Segment Start: Exercise passage

Axial T2-weighted MR image (a) showing a mass with mixed signal intensity and a surrounding edema area. On the T1-weighted image after the administration of contrast material (b and c), the mass has an inhomogeneous enhancement. Sagittal T1-weighted MR image without contrast (d) depicting a striped hemorrhage.

Figure 2

Axial contrast-enhanced MR image showing a partial resection of the lesion. (a) T1-weighted image showing the newly developed hyper-intensity diffusing to the opposite side (b). Great improvement after the treatment (c). T1-weighted MR images with contrast showing some abnormally enhanced vessels (arrows) (d).

Figure 3

Pathologic findings showing massive perivascular lymphocyte cuffing (HE stain, × 200).

Discussion

IACNS, which was first reported as early as 1952 [4], can occur mostly when patients are 30 to 50 years old [3]. To date, a few such cases with tumor-like IACNS have been reported. Its etiology and pathogenesis are still unknown. It is very possible that viral infections initiate the inflammatory process that somehow becomes self-sustaining [5]. It is also speculated that there may be a genetic predisposition in certain individuals leading to an enhanced risk of a vasculitic process when there is an exposure to a particular antigen that "sets off" the immune system [6].

Clinical onset of IACNS is usually subacute, but it can have acute onset with rapid progress within a few days or weeks. The most frequent clinical manifestations at presentation are headache, altered cognition, hemiparesis or persistent neurological deficit or stroke [1]. Subarachnoid hemorrhage could be the first presentation of IACNS [7]. Less common complaints are aphasia, transient ischemic attack, ataxia, dysphasia, nausea or vomiting, loss of memory, seizure disorder, dyslalia, hypomnesia and paralysis. Interestingly, there have been so far two case studies reporting psychiatric symptoms in two patients with IACNS [8, 9]. But all the symptoms above-mentioned are non-specific for diagnosis.

Segment End: Exercise passage

◆ Exercise instructions ◆
1) In the passage on IACNS, rewrite the paragraph beginning "Clinical onset of IACNS" as a short bulleted list that keeps its main facts.
2) According to the passage on IACNS, in what year was the condition first reported?
3) Write the next paragraph of the passage on IACNS, starting after its final sentence.

Segment Start: Exercise data

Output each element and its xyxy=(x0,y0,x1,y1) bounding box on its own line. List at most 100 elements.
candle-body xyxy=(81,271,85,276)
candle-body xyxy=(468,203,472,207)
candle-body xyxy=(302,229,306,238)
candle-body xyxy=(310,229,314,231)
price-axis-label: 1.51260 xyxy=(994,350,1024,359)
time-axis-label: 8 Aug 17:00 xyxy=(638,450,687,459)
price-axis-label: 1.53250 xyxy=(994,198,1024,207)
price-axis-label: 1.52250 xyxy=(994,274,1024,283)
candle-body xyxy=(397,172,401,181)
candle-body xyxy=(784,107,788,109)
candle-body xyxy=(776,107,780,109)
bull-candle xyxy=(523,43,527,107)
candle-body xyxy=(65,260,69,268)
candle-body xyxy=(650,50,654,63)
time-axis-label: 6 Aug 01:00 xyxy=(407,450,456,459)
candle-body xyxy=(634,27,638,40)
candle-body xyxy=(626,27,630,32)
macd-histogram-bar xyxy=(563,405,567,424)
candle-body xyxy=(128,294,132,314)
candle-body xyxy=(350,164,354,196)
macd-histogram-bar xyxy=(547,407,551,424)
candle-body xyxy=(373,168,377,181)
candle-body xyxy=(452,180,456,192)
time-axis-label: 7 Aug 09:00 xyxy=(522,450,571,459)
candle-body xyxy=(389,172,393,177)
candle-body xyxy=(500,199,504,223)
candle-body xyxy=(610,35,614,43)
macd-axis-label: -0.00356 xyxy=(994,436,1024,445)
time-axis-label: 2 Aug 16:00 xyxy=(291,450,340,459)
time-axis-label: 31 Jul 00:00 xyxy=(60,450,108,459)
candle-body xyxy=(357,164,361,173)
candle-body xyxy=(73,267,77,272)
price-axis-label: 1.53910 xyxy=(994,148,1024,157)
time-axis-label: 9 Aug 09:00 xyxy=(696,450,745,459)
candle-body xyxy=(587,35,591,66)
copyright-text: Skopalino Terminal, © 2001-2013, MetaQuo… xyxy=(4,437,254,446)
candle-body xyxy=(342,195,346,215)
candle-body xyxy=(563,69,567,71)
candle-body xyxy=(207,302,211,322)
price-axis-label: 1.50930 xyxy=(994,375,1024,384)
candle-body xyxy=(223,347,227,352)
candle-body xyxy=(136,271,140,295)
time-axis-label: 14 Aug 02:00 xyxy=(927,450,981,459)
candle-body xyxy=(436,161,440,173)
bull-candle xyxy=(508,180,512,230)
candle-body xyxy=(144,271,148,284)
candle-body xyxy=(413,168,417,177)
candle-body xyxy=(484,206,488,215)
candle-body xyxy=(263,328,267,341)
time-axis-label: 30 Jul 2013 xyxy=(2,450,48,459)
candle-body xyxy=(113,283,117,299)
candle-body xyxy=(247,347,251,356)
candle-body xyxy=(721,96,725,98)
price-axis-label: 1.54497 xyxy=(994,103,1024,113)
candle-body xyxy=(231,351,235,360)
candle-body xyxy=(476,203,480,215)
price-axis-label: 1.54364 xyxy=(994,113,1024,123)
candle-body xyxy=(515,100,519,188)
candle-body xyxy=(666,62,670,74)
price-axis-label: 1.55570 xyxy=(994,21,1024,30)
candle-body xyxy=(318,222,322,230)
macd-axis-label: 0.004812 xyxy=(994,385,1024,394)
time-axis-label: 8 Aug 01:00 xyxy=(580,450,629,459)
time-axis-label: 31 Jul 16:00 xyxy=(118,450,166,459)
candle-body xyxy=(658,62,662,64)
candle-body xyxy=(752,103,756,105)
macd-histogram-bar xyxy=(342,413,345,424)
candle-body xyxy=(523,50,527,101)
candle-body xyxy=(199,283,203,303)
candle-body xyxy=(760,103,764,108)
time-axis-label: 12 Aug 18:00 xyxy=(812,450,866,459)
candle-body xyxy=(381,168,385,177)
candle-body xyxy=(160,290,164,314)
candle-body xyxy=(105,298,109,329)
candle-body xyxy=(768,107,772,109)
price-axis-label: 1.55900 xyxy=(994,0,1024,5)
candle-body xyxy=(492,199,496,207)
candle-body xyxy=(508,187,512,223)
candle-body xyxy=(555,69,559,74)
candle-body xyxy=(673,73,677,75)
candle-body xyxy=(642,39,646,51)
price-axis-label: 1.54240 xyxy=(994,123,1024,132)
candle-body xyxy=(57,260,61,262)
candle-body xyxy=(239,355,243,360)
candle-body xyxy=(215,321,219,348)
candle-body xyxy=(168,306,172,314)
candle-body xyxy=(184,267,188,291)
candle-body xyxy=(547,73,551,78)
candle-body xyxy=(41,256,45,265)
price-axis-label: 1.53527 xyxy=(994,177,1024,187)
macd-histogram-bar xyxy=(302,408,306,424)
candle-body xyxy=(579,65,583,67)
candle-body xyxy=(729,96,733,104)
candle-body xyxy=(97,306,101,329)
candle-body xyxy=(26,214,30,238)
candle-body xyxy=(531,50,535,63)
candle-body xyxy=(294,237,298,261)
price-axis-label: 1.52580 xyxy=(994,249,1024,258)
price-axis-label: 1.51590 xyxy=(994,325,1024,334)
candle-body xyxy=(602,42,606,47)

Segment End: Exercise data

◆ Answers ◆
1)
- Onset is usually subacute but can be acute, progressing rapidly within days or weeks.
- The most frequent presenting signs are headache, altered cognition, hemiparesis, and persistent neurological deficit or stroke.
- Subarachnoid hemorrhage can be the first presentation.
- Less common complaints include aphasia, transient ischemic attack, ataxia, dysphasia, nausea or vomiting, memory loss, seizure disorder, dyslalia, hypomnesia and paralysis.
- Two case studies have reported psychiatric symptoms in patients with IACNS.
- None of these symptoms is specific enough for diagnosis.

2) 1952

3)
With regard to imaging characteristics, IACNS always presents a challenge in radiographic diagnosis. Its MRI findings are highly variable, ranging from multiple irregular white matter changes to intracerebral hemorrhages [7, 10]. The present case demonstrated a large monofocal lesion with disproportionate mass effect, striped hemorrhage, and abnormal enhancement of adjacent vessels (Figure 2d) on MRI. Possibly some main artery and its branches were involved. So, given a tumor-like lesion with these characteristics on neuroimages, we suggest an IACNS should be considered in the differential diagnosis. This would be an important lesson learnt from this case. Several studies [3, 11, 12] to some extent emphasized the similar viewpoints. In addition, Campi et al. [13] indicated that VRPVS (dilatation of Virchow-Robin perivascular spaces), which signify severe but reversible perivascular inflammation causing blood-brain barrier disruption and injury of surrounding white matter, might likely be specific for vasculitis. Unfortunately, this did not show up in this case.

Moore [14] recommended a widely received standard for the diagnosis of IACNS in which he emphasized the importance of cerebral angiography and biopsy based on careful exclusion of other diseases. When cerebral angiography shows stenosis or occlusion of the cerebral vessels, brain biopsy should be performed [15]. However, the classic appearance of alternating narrowing and dilatation is not completely specific and has been observed in only 25% of patients with IACNS; the angiogram is normal in up to 40% of pathologically documented cases [16]. It should be individualized to make a differential diagnosis [3, 14, 17]. IACNS may clinically mimic encephalitis, multiple sclerosis, acute disseminated encephalomyelitis, myelinoclastic diffuse sclerosis, cerebral infarction, leukoencephalopathy or other brain tumors, when they present isolated lesions on MRI. It may be difficult to differentiate between IACNS and demyelinating or inflammatory diseases [1820], because of similar symptoms, clinical exam and laboratory findings. Besides, it is also not easy to differentiate between IACNS and lymphoma when there are multiple-enhancing lesions with vasogenic edema on neuroimagines. Against the above, only biopsy allows a definite diagnosis. But sometimes, a single isolated negative biopsy does not necessarily exclude IACNS [21, 22] or secondary CNS vasculitis. In that case, empirical treatment should be administrated.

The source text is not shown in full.